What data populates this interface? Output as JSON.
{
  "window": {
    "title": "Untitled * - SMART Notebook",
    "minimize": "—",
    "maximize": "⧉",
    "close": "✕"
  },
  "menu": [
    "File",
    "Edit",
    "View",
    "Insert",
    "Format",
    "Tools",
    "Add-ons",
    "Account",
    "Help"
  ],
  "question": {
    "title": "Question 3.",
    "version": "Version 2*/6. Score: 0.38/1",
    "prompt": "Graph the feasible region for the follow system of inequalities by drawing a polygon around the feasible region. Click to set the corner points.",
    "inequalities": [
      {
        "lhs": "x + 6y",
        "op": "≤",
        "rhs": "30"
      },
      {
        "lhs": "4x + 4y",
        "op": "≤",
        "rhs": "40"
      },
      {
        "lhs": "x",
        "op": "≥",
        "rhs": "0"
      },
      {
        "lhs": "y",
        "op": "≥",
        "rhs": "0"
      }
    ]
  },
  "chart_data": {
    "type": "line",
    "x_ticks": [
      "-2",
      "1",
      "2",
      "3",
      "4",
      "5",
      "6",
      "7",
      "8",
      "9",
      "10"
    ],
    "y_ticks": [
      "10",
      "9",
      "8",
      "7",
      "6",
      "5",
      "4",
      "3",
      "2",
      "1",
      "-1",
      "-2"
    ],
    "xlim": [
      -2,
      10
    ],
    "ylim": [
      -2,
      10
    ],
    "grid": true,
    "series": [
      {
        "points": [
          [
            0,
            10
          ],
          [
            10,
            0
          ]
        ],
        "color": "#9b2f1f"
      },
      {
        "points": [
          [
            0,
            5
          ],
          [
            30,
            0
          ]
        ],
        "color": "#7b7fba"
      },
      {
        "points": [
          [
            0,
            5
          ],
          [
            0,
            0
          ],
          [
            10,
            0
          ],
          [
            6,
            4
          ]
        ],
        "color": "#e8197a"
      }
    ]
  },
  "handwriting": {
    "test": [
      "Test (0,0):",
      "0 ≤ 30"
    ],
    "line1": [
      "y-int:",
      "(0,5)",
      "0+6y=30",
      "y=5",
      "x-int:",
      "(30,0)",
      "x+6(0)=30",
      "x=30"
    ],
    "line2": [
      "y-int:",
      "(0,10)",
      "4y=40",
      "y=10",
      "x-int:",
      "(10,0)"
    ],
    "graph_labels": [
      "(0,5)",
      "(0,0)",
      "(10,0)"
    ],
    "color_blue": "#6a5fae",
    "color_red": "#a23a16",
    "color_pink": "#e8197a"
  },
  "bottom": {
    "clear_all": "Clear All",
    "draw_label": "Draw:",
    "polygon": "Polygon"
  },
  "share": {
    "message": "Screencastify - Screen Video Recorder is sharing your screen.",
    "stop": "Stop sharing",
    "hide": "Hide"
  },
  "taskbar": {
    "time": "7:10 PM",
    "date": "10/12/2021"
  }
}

▬▬▬▬▬▬

Repeat the material above in full, keeping every word.

Problem solution:
What data populates this interface? Output as JSON.
{
  "window": {
    "title": "Untitled * - SMART Notebook",
    "minimize": "—",
    "maximize": "⧉",
    "close": "✕"
  },
  "menu": [
    "File",
    "Edit",
    "View",
    "Insert",
    "Format",
    "Tools",
    "Add-ons",
    "Account",
    "Help"
  ],
  "question": {
    "title": "Question 3.",
    "version": "Version 2*/6. Score: 0.38/1",
    "prompt": "Graph the feasible region for the follow system of inequalities by drawing a polygon around the feasible region. Click to set the corner points.",
    "inequalities": [
      {
        "lhs": "x + 6y",
        "op": "≤",
        "rhs": "30"
      },
      {
        "lhs": "4x + 4y",
        "op": "≤",
        "rhs": "40"
      },
      {
        "lhs": "x",
        "op": "≥",
        "rhs": "0"
      },
      {
        "lhs": "y",
        "op": "≥",
        "rhs": "0"
      }
    ]
  },
  "chart_data": {
    "type": "line",
    "x_ticks": [
      "-2",
      "1",
      "2",
      "3",
      "4",
      "5",
      "6",
      "7",
      "8",
      "9",
      "10"
    ],
    "y_ticks": [
      "10",
      "9",
      "8",
      "7",
      "6",
      "5",
      "4",
      "3",
      "2",
      "1",
      "-1",
      "-2"
    ],
    "xlim": [
      -2,
      10
    ],
    "ylim": [
      -2,
      10
    ],
    "grid": true,
    "series": [
      {
        "points": [
          [
            0,
            10
          ],
          [
            10,
            0
          ]
        ],
        "color": "#9b2f1f"
      },
      {
        "points": [
          [
            0,
            5
          ],
          [
            30,
            0
          ]
        ],
        "color": "#7b7fba"
      },
      {
        "points": [
          [
            0,
            5
          ],
          [
            0,
            0
          ],
          [
            10,
            0
          ],
          [
            6,
            4
          ]
        ],
        "color": "#e8197a"
      }
    ]
  },
  "handwriting": {
    "test": [
      "Test (0,0):",
      "0 ≤ 30"
    ],
    "line1": [
      "y-int:",
      "(0,5)",
      "0+6y=30",
      "y=5",
      "x-int:",
      "(30,0)",
      "x+6(0)=30",
      "x=30"
    ],
    "line2": [
      "y-int:",
      "(0,10)",
      "4y=40",
      "y=10",
      "x-int:",
      "(10,0)"
    ],
    "graph_labels": [
      "(0,5)",
      "(0,0)",
      "(10,0)"
    ],
    "color_blue": "#6a5fae",
    "color_red": "#a23a16",
    "color_pink": "#e8197a"
  },
  "bottom": {
    "clear_all": "Clear All",
    "draw_label": "Draw:",
    "polygon": "Polygon"
  },
  "share": {
    "message": "Screencastify - Screen Video Recorder is sharing your screen.",
    "stop": "Stop sharing",
    "hide": "Hide"
  },
  "taskbar": {
    "time": "7:10 PM",
    "date": "10/12/2021"
  }
}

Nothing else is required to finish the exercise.